**Stated goal:** Would you pull out every line of the material that contains the string "JSON"?

**Provided data:**
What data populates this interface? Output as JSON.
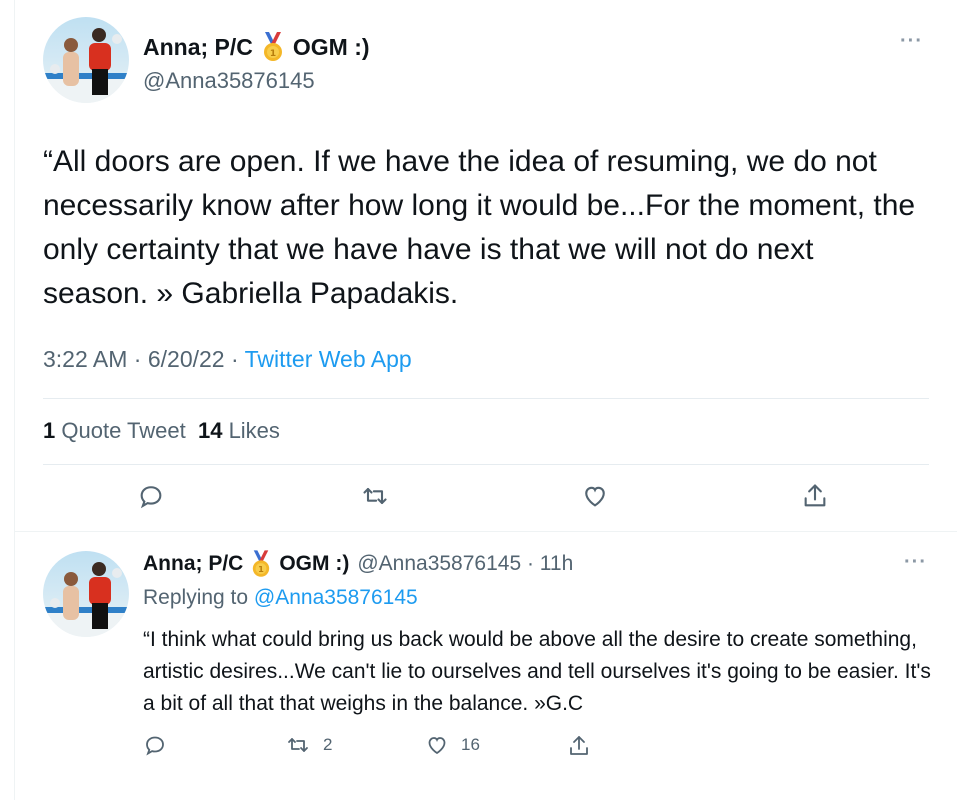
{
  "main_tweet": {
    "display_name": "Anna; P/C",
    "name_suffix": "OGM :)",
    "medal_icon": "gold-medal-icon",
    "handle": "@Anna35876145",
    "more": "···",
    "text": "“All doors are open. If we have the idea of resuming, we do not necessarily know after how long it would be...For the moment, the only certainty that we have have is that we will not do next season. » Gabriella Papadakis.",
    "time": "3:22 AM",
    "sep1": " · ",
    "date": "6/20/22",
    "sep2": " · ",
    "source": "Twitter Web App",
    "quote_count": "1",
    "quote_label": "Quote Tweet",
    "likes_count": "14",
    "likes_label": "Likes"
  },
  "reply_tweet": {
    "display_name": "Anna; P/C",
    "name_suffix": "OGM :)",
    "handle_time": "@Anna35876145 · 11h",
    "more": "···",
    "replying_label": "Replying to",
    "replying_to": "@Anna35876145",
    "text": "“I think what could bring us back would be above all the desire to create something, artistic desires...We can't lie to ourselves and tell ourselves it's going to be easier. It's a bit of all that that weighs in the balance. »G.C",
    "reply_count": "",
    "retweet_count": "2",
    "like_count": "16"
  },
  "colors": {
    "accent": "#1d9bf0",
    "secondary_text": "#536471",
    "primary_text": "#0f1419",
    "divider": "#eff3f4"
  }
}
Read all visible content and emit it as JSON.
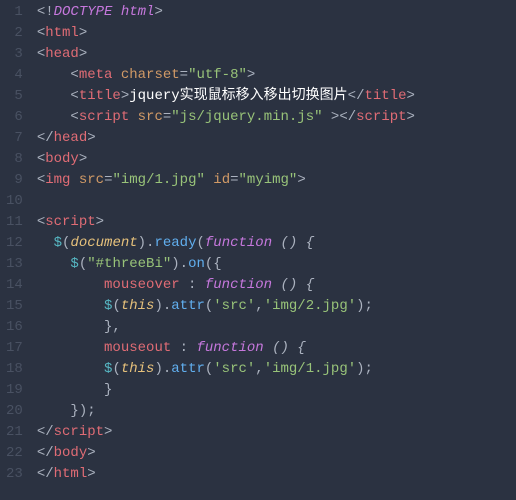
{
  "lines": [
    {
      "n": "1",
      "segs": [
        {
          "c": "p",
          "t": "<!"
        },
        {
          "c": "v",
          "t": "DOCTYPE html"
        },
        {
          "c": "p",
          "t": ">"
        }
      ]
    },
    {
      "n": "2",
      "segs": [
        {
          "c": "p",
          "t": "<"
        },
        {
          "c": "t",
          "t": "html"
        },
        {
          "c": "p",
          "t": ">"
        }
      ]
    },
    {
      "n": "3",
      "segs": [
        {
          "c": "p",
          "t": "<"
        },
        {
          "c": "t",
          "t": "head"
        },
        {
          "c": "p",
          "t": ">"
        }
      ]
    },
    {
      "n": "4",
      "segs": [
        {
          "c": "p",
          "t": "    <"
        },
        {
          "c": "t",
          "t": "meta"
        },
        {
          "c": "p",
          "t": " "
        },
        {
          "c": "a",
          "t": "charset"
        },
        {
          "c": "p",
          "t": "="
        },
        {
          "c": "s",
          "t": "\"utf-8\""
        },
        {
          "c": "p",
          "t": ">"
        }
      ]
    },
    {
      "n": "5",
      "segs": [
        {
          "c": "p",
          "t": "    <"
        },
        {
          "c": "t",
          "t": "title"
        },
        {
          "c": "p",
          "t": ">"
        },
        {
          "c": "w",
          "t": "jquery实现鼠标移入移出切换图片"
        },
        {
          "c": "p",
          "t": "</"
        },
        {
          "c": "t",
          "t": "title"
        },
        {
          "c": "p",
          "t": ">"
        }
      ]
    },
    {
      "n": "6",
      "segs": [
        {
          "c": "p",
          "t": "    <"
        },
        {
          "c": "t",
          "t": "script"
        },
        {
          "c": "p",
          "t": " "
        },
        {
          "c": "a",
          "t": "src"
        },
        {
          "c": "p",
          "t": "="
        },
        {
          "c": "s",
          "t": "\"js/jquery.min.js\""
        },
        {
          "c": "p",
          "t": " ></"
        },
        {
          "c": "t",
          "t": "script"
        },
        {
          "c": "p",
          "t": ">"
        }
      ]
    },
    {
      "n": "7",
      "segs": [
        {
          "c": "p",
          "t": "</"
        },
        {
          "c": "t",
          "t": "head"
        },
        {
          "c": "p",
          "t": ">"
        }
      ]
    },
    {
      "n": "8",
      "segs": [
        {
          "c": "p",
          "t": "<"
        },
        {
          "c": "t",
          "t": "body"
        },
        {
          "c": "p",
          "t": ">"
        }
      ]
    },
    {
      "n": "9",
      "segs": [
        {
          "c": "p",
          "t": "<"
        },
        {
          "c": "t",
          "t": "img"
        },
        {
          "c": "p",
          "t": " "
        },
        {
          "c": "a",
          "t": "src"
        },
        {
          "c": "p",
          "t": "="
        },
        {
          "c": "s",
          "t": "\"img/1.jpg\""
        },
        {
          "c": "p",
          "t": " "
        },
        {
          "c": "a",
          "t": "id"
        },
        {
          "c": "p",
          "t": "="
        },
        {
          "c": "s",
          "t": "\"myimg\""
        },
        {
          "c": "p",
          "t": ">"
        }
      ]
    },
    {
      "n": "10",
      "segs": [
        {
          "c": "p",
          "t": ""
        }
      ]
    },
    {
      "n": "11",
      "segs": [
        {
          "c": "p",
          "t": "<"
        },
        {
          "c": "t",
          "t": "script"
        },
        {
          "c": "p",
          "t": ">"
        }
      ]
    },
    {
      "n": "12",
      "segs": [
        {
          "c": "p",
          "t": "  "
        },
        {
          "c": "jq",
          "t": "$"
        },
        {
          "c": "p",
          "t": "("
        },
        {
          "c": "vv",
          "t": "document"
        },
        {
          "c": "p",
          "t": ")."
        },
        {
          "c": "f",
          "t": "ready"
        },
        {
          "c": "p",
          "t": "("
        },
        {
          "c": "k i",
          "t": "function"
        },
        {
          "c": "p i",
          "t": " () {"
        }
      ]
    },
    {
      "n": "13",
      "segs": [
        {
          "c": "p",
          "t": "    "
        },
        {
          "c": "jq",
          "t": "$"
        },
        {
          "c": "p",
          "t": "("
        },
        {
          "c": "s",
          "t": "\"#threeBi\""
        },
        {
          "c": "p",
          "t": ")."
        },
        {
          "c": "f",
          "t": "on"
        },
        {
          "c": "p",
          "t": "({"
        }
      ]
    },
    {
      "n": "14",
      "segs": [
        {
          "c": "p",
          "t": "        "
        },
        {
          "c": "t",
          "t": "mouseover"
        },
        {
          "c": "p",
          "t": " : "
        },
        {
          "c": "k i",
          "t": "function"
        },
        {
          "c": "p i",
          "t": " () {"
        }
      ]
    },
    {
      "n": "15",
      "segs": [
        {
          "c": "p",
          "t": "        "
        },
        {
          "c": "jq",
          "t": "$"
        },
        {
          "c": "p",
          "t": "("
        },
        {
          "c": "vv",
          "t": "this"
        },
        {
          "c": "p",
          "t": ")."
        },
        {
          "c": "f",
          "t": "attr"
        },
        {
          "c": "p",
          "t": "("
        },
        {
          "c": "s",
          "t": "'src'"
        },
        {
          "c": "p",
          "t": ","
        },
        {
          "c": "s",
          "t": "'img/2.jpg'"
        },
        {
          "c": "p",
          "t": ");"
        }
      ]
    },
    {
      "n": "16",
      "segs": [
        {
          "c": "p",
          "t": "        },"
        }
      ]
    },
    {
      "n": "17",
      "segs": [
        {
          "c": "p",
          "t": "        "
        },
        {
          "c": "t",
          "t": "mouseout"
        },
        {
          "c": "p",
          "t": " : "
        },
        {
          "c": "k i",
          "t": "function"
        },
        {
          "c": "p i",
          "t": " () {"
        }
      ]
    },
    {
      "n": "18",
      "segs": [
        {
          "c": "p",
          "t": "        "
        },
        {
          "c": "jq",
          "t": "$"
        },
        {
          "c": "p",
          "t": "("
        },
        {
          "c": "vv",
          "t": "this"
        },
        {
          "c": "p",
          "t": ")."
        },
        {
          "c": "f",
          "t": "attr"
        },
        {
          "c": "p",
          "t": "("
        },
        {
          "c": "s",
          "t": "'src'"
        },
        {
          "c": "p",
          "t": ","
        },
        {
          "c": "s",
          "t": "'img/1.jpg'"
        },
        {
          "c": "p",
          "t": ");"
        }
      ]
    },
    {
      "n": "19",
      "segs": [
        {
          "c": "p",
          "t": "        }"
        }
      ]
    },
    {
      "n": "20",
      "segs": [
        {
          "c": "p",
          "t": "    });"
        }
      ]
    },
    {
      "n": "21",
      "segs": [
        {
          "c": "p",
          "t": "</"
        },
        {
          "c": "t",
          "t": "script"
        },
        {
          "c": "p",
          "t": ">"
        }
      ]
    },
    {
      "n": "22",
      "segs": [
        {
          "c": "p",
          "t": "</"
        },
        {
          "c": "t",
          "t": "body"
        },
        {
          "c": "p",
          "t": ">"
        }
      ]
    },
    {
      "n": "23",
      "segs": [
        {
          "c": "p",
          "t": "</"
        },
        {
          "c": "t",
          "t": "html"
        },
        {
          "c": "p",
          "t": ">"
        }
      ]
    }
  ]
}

**Completed task:**
What data populates this interface? Output as JSON.
Read all visible content and emit it as JSON.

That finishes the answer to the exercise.